Quello che leggerete a breve è il risultato di diversi confronti, più o meno serrati, portati avanti  da me e da Mattia Ferretti. 

Ci siamo incontrati da Osservatorio Futura un po’ di tempo fa e lì, senza assecondare troppo  alcun tipo di discorso più o meno preciso, abbiamo parlato. A braccio. La discussione che ne  è uscita fuori è stata allora piena di parentesi, cambi direzionali e sterzate. Forse addirittura  veri e propri fuori strada. Questo non ci ha però intimoriti. Anzi, ci ha permesso di ragionare  sul tipo di approfondimento adatto – o che ci stimolasse di più nella stesura – per raccontare il  suo lavoro. Senza raccontarlo troppo, in realtà. 

Abbiamo dunque deciso di voler restituire un mood più che un discorso critico-saggistico, che  assecondasse maggiormente la linea poetica piuttosto che quella comunicativa. Che facesse  emergere ciò che si situa nell’inspiegabile a parole e ciò che invece può essere tradotto e  sintetizzato tramite il linguaggio. 

Il testo che segue è stato scritto a quattro mani: quasi dei botta e risposta fra me e Ferretti,  seguendo sempre quella logica di andare ‘a braccio’ che tanto ci aveva affascinato in studio. 

‘Ci sono cose spiegabili a parole e cose inspiegabili a parole’: l’arte? La vita stessa? Le  emozioni? Non lo sappiamo, e questi eterni dubbi hanno dato vita al confronto messo in scena  qui, a poche righe da quello che state leggendo adesso: invenzione poetica e comunicazione;  prossimità e lontananza… 

Mattia Ferretti, 2016, x-map (matrice xilografica), incisione in rilievo su 9 tavolette in
 legno di faggio, 35x25x0.5 cm (x9) – courtesy of the artist
Mattia Ferretti, 2016, x-map (matrice xilografica), incisione in rilievo su 9 tavolette in
 legno di faggio, 35x25x0.5 cm (x9), dettaglio – courtesy of the artist

Questa notte il buio segnava un corpo in mezzo alla stanza. Forse erano solo i vestiti  appoggiati sulla sedia. “Ci sono cose spiegabili a parole e cose inspiegabili a parole”, e  l’esistenza, probabilmente, insieme alla percezione della stessa, si pone in bilico tra questo  spiegabile/inspiegabile. La razionalizzazione nevrotica – per parafrasare un po’ alla buona  Luca Maria Patella – ci porta a oscillare costantemente e presuntuosamente fra categorie  immutabili. Forse questa notte c’era realmente qualcuno immobile in mezzo alla mia camera. O forse potrebbe inverosimilmente non essere stato così?

*OBIETTIVO 1*.
Secondo l'estratto, su quante tavolette e in quale legno è incisa l'opera x-map?

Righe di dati
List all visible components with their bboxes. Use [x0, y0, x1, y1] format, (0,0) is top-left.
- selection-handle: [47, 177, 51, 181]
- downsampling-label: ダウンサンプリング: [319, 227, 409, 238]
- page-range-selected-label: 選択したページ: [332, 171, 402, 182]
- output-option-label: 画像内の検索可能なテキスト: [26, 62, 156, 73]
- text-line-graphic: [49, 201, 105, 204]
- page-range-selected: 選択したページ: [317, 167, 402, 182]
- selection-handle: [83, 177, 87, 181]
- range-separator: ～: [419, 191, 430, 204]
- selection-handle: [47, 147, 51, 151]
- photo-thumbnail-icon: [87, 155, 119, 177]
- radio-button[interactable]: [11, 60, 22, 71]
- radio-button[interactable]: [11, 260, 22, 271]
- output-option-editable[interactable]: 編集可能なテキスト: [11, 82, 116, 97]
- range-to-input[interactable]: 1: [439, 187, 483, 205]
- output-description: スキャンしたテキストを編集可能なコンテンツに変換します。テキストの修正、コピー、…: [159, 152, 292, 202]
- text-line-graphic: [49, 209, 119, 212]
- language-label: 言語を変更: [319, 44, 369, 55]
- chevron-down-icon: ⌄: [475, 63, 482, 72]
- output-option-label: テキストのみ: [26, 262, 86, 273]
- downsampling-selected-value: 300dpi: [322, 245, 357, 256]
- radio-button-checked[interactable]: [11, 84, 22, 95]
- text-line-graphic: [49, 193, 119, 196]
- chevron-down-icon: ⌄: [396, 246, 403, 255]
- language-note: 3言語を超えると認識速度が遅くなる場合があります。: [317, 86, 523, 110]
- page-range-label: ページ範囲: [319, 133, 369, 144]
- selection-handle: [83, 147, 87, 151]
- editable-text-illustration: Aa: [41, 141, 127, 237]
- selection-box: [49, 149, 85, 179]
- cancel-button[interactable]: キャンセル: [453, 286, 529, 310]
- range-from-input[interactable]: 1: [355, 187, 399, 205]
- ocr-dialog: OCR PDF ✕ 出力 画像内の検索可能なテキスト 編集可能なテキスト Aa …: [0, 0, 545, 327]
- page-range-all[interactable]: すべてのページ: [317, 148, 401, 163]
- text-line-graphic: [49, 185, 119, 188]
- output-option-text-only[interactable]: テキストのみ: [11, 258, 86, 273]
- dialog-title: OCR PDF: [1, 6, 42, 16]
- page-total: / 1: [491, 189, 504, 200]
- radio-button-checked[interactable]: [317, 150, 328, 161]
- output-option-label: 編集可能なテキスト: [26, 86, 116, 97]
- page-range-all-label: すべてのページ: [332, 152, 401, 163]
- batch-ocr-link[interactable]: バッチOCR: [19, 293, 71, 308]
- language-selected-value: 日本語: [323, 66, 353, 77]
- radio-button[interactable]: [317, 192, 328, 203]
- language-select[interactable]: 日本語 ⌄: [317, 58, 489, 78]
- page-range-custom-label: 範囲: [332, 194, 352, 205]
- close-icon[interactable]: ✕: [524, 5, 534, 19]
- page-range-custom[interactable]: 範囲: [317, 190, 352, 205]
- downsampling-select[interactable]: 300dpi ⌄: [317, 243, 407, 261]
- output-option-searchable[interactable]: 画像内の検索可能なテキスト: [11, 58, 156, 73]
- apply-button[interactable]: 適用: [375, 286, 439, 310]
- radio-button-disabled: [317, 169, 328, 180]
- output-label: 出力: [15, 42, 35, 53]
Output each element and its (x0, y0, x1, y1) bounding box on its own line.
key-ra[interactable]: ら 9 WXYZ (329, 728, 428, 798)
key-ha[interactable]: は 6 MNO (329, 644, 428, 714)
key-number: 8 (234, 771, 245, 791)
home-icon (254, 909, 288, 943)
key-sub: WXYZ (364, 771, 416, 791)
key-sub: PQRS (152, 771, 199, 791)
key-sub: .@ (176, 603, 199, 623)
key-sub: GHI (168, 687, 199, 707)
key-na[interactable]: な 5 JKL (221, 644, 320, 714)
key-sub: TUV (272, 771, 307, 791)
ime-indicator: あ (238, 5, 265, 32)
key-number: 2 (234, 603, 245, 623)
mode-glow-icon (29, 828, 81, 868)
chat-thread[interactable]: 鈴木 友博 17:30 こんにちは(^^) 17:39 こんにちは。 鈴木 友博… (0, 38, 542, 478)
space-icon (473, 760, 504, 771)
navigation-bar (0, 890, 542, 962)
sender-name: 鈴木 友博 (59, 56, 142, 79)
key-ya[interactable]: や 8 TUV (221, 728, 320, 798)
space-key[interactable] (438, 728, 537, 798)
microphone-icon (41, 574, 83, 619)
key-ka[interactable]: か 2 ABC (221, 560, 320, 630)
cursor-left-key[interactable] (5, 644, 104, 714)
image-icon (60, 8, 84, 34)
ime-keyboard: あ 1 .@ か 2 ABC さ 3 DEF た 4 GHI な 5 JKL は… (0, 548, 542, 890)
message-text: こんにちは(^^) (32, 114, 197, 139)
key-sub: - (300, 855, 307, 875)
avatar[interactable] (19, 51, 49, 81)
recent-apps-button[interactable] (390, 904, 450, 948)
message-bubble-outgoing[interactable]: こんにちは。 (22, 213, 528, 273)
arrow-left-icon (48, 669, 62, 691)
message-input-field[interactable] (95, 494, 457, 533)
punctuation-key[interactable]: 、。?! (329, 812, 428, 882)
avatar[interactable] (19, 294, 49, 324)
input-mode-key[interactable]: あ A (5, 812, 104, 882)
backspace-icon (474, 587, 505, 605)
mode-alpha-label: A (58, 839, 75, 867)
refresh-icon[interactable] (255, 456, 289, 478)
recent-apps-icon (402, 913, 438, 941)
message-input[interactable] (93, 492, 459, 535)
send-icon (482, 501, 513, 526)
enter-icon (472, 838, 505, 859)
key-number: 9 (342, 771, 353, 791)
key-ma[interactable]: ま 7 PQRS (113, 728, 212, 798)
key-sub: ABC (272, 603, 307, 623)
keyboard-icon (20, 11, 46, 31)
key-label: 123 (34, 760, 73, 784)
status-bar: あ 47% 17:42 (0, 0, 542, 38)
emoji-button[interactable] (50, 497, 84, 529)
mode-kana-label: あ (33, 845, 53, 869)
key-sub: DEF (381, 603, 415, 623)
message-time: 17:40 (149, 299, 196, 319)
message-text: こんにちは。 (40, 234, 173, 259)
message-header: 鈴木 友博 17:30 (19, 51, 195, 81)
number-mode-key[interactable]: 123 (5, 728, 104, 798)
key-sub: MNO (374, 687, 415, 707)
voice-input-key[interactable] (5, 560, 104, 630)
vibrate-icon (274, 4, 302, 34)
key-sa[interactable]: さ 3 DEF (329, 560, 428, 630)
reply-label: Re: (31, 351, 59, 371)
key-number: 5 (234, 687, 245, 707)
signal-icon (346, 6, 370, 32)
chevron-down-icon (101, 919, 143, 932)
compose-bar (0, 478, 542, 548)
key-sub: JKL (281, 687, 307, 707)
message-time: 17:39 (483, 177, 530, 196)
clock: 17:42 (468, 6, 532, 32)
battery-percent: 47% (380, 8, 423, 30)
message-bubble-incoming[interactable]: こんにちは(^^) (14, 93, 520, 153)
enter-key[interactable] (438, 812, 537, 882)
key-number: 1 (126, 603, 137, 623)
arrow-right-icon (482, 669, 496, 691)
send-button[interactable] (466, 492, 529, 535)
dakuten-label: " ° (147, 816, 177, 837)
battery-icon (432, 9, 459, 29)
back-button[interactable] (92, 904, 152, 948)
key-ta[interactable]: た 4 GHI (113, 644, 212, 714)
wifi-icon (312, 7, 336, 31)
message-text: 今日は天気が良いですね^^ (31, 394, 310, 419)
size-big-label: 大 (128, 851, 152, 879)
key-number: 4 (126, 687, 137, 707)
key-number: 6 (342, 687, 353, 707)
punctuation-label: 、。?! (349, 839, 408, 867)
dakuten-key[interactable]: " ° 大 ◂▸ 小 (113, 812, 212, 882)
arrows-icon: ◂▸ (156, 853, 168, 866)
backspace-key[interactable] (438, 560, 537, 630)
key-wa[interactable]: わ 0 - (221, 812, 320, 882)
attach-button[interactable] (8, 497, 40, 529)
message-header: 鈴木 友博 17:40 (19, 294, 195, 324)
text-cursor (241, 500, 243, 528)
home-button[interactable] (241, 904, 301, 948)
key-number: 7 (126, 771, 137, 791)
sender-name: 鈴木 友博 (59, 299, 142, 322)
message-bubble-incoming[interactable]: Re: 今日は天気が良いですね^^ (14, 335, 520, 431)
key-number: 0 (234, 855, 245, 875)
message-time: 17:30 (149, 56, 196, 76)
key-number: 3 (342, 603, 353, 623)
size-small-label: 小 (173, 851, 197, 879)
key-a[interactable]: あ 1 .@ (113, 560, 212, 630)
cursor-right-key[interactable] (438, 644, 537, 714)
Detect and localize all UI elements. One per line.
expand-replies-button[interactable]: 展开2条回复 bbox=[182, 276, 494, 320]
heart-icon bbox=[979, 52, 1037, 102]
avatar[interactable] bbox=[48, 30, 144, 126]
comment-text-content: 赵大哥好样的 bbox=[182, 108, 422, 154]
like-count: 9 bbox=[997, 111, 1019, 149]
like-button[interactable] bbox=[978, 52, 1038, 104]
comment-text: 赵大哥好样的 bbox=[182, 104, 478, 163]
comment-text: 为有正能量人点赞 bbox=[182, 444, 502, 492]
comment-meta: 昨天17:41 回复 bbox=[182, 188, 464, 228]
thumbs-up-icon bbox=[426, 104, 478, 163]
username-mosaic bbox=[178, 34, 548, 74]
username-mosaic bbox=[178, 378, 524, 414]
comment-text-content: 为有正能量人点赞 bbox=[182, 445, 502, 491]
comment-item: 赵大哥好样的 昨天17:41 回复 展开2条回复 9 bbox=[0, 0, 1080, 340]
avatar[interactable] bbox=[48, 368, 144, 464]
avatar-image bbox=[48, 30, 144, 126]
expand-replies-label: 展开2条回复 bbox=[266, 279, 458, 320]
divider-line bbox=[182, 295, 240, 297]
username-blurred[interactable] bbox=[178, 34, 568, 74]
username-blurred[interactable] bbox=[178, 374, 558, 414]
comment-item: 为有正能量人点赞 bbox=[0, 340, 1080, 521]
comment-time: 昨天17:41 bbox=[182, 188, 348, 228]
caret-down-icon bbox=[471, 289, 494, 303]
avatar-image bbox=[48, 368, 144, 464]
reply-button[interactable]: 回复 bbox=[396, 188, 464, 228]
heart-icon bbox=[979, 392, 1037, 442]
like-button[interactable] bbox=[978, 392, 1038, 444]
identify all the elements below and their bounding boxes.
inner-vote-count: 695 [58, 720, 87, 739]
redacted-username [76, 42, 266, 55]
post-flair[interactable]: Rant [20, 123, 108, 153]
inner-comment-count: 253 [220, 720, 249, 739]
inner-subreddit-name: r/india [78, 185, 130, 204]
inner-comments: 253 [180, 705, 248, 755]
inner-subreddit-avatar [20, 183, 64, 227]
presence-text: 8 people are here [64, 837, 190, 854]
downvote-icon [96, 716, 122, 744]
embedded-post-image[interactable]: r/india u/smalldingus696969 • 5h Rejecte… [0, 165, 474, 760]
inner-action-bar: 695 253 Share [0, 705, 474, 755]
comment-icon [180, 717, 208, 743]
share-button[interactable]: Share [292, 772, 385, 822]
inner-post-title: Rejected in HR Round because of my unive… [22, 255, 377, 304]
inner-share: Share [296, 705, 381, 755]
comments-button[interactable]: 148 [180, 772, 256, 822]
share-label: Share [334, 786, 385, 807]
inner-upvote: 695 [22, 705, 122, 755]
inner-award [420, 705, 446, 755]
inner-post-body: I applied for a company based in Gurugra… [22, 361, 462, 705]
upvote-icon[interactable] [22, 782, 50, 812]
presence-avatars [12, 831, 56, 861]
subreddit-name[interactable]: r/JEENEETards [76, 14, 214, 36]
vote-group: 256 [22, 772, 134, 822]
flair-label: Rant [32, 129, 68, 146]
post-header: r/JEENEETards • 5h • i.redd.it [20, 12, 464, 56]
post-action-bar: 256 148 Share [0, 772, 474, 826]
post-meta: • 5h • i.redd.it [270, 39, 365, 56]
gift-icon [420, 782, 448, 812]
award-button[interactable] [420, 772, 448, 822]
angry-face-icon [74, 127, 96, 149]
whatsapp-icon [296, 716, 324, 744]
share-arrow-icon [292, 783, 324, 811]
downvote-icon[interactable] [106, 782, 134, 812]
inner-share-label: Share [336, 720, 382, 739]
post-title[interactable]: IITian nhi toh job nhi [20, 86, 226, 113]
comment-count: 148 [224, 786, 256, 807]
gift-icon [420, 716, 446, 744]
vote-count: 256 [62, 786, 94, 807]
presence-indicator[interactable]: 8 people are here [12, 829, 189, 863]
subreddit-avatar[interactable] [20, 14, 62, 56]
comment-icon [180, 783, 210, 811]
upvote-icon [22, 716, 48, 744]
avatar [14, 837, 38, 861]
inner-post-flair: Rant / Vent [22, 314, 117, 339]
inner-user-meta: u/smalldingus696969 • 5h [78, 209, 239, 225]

*OBIETTIVO 2*.
Ricopia le righe di dati dalla prima fino a quella che contiene "- text-line-graphic: [49, 201, 105, 204]", incluse entrambe.

*RISULTATO COMPLETO 1*.
Su 9 tavolette in legno di faggio.

*RISULTATO COMPLETO 2*.
List all visible components with their bboxes. Use [x0, y0, x1, y1] format, (0,0) is top-left.
- selection-handle: [47, 177, 51, 181]
- downsampling-label: ダウンサンプリング: [319, 227, 409, 238]
- page-range-selected-label: 選択したページ: [332, 171, 402, 182]
- output-option-label: 画像内の検索可能なテキスト: [26, 62, 156, 73]
- text-line-graphic: [49, 201, 105, 204]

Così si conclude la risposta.